--- What the task requires ---
Please print the full listing exactly.

--- Exercise input ---
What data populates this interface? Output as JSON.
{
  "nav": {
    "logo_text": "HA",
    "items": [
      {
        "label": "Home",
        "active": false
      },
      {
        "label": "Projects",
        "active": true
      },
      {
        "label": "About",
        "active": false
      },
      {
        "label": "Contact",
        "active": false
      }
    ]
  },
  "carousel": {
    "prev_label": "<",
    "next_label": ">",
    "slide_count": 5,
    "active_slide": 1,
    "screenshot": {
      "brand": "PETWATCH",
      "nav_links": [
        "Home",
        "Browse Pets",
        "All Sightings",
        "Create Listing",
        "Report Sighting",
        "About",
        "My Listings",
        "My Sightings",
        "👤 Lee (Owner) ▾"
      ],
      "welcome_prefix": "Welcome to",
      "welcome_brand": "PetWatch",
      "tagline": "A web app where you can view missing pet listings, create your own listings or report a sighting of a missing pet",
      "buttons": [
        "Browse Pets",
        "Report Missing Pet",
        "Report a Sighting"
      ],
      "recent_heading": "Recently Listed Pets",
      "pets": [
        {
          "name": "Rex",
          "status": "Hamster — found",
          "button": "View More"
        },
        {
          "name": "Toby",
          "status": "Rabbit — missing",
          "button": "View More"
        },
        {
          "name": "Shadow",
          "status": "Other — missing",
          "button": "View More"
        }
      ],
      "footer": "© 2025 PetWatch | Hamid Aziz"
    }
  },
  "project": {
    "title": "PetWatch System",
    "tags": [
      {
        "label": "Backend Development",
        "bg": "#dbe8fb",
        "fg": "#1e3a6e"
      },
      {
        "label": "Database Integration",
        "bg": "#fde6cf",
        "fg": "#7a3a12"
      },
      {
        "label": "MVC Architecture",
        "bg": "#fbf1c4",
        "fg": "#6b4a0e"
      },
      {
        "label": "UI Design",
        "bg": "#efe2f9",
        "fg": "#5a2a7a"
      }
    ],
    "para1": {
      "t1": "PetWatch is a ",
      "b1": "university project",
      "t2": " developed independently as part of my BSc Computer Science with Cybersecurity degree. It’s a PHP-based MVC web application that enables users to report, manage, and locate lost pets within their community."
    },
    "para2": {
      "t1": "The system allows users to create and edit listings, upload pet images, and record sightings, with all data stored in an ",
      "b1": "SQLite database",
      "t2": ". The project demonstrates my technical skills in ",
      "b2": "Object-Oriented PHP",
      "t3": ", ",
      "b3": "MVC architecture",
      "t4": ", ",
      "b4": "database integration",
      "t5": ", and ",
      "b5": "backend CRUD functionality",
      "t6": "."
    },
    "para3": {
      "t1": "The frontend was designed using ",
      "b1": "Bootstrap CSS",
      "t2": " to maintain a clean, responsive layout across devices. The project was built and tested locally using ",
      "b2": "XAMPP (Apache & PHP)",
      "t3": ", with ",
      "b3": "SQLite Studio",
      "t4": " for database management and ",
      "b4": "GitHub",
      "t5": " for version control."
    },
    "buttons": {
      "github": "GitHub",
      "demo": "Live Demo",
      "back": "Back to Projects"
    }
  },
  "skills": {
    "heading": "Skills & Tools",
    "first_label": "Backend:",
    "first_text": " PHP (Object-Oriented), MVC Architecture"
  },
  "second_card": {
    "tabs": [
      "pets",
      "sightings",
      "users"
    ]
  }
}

--- Solution to the exercise ---
What data populates this interface? Output as JSON.
{
  "nav": {
    "logo_text": "HA",
    "items": [
      {
        "label": "Home",
        "active": false
      },
      {
        "label": "Projects",
        "active": true
      },
      {
        "label": "About",
        "active": false
      },
      {
        "label": "Contact",
        "active": false
      }
    ]
  },
  "carousel": {
    "prev_label": "<",
    "next_label": ">",
    "slide_count": 5,
    "active_slide": 1,
    "screenshot": {
      "brand": "PETWATCH",
      "nav_links": [
        "Home",
        "Browse Pets",
        "All Sightings",
        "Create Listing",
        "Report Sighting",
        "About",
        "My Listings",
        "My Sightings",
        "👤 Lee (Owner) ▾"
      ],
      "welcome_prefix": "Welcome to",
      "welcome_brand": "PetWatch",
      "tagline": "A web app where you can view missing pet listings, create your own listings or report a sighting of a missing pet",
      "buttons": [
        "Browse Pets",
        "Report Missing Pet",
        "Report a Sighting"
      ],
      "recent_heading": "Recently Listed Pets",
      "pets": [
        {
          "name": "Rex",
          "status": "Hamster — found",
          "button": "View More"
        },
        {
          "name": "Toby",
          "status": "Rabbit — missing",
          "button": "View More"
        },
        {
          "name": "Shadow",
          "status": "Other — missing",
          "button": "View More"
        }
      ],
      "footer": "© 2025 PetWatch | Hamid Aziz"
    }
  },
  "project": {
    "title": "PetWatch System",
    "tags": [
      {
        "label": "Backend Development",
        "bg": "#dbe8fb",
        "fg": "#1e3a6e"
      },
      {
        "label": "Database Integration",
        "bg": "#fde6cf",
        "fg": "#7a3a12"
      },
      {
        "label": "MVC Architecture",
        "bg": "#fbf1c4",
        "fg": "#6b4a0e"
      },
      {
        "label": "UI Design",
        "bg": "#efe2f9",
        "fg": "#5a2a7a"
      }
    ],
    "para1": {
      "t1": "PetWatch is a ",
      "b1": "university project",
      "t2": " developed independently as part of my BSc Computer Science with Cybersecurity degree. It’s a PHP-based MVC web application that enables users to report, manage, and locate lost pets within their community."
    },
    "para2": {
      "t1": "The system allows users to create and edit listings, upload pet images, and record sightings, with all data stored in an ",
      "b1": "SQLite database",
      "t2": ". The project demonstrates my technical skills in ",
      "b2": "Object-Oriented PHP",
      "t3": ", ",
      "b3": "MVC architecture",
      "t4": ", ",
      "b4": "database integration",
      "t5": ", and ",
      "b5": "backend CRUD functionality",
      "t6": "."
    },
    "para3": {
      "t1": "The frontend was designed using ",
      "b1": "Bootstrap CSS",
      "t2": " to maintain a clean, responsive layout across devices. The project was built and tested locally using ",
      "b2": "XAMPP (Apache & PHP)",
      "t3": ", with ",
      "b3": "SQLite Studio",
      "t4": " for database management and ",
      "b4": "GitHub",
      "t5": " for version control."
    },
    "buttons": {
      "github": "GitHub",
      "demo": "Live Demo",
      "back": "Back to Projects"
    }
  },
  "skills": {
    "heading": "Skills & Tools",
    "first_label": "Backend:",
    "first_text": " PHP (Object-Oriented), MVC Architecture"
  },
  "second_card": {
    "tabs": [
      "pets",
      "sightings",
      "users"
    ]
  }
}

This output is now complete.